§ Aim of the task
Of the lines listed below, how many contain the string "月银行业投资策略"? Answer with the number alone.

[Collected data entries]
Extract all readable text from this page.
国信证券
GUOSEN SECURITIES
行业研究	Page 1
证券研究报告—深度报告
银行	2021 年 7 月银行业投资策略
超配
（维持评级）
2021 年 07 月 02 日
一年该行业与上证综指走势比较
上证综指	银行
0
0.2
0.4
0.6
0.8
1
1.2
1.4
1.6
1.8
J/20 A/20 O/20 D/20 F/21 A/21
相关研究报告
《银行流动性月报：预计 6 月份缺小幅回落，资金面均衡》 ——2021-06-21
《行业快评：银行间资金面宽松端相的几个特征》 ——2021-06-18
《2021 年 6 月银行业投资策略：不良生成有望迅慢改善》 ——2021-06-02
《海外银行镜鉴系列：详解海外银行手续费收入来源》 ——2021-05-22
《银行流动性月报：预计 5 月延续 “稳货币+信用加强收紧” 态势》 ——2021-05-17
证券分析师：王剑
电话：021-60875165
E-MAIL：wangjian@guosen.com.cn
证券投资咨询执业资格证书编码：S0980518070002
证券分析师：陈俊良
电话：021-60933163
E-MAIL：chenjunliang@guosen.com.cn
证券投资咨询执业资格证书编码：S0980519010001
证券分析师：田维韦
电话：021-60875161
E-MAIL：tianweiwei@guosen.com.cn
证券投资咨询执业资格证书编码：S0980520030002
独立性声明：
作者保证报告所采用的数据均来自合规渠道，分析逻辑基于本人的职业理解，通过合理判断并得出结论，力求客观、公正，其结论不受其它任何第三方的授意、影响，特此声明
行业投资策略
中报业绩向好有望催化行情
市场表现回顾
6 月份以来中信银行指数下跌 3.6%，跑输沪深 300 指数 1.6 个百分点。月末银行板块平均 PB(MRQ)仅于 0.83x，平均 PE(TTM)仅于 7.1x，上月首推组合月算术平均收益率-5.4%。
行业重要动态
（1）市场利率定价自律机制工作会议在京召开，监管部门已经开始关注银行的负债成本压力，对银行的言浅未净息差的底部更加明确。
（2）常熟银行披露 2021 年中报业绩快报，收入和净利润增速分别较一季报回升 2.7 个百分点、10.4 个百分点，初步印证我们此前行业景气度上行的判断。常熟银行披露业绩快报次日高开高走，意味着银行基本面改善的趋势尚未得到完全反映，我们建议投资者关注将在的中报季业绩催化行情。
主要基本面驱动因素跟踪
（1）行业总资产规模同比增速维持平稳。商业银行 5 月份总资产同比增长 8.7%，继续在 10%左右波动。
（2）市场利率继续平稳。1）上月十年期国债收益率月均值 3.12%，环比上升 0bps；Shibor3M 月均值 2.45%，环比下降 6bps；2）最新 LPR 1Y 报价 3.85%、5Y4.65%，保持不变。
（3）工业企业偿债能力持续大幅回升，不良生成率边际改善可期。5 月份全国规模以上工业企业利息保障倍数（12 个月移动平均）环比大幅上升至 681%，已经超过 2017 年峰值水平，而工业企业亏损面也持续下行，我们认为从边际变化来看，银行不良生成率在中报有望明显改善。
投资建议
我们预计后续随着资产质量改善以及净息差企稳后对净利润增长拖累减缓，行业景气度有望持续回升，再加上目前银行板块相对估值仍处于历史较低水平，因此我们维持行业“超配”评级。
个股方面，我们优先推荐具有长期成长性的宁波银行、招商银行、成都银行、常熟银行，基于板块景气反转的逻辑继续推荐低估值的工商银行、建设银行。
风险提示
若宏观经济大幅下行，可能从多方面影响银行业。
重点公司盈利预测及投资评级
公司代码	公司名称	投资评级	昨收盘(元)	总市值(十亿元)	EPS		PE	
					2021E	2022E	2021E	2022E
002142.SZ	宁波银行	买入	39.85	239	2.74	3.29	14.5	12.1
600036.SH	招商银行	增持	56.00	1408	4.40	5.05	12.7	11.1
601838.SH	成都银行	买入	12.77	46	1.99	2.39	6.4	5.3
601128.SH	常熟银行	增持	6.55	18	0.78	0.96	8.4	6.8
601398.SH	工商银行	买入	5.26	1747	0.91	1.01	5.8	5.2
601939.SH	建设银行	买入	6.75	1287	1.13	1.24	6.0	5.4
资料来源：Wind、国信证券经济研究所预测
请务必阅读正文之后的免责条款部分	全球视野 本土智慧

§ Exercise response
2